Exercise prompt – Lines containing "annual" are to be counted. Report the count alone.

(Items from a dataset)

══════════════════════════════

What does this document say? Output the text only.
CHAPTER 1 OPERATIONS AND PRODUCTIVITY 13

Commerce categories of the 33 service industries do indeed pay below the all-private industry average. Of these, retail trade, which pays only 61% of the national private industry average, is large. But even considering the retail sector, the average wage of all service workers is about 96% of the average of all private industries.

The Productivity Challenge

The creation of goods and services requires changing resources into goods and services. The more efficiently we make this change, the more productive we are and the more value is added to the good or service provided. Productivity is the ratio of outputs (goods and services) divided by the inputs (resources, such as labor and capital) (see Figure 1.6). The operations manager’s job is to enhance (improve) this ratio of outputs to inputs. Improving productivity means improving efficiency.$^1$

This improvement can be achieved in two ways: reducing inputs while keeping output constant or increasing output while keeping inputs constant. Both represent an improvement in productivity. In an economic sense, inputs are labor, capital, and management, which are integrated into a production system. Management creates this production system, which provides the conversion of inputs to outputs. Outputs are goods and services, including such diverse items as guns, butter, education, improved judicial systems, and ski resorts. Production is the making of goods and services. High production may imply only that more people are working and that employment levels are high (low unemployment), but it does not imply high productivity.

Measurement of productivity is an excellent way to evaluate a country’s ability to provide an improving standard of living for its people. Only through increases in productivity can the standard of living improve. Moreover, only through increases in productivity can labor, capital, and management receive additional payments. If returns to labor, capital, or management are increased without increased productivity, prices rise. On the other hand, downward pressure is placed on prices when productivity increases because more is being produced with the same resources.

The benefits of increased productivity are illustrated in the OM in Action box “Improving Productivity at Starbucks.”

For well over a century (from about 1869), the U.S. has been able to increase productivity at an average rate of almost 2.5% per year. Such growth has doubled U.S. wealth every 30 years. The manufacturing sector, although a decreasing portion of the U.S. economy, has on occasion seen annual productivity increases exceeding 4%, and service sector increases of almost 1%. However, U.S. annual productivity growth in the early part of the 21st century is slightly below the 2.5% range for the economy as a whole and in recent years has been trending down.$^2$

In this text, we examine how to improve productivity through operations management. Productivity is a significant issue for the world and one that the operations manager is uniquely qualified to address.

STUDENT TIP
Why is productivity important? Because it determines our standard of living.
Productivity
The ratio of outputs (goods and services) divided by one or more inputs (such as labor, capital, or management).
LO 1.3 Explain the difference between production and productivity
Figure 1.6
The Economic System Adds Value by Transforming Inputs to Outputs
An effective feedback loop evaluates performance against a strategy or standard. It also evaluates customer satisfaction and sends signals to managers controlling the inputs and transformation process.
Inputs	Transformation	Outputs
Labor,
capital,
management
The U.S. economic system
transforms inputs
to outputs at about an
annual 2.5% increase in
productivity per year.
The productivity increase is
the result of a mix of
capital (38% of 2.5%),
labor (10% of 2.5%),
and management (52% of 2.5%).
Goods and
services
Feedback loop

══════════════════════════════

Solution to this task – 2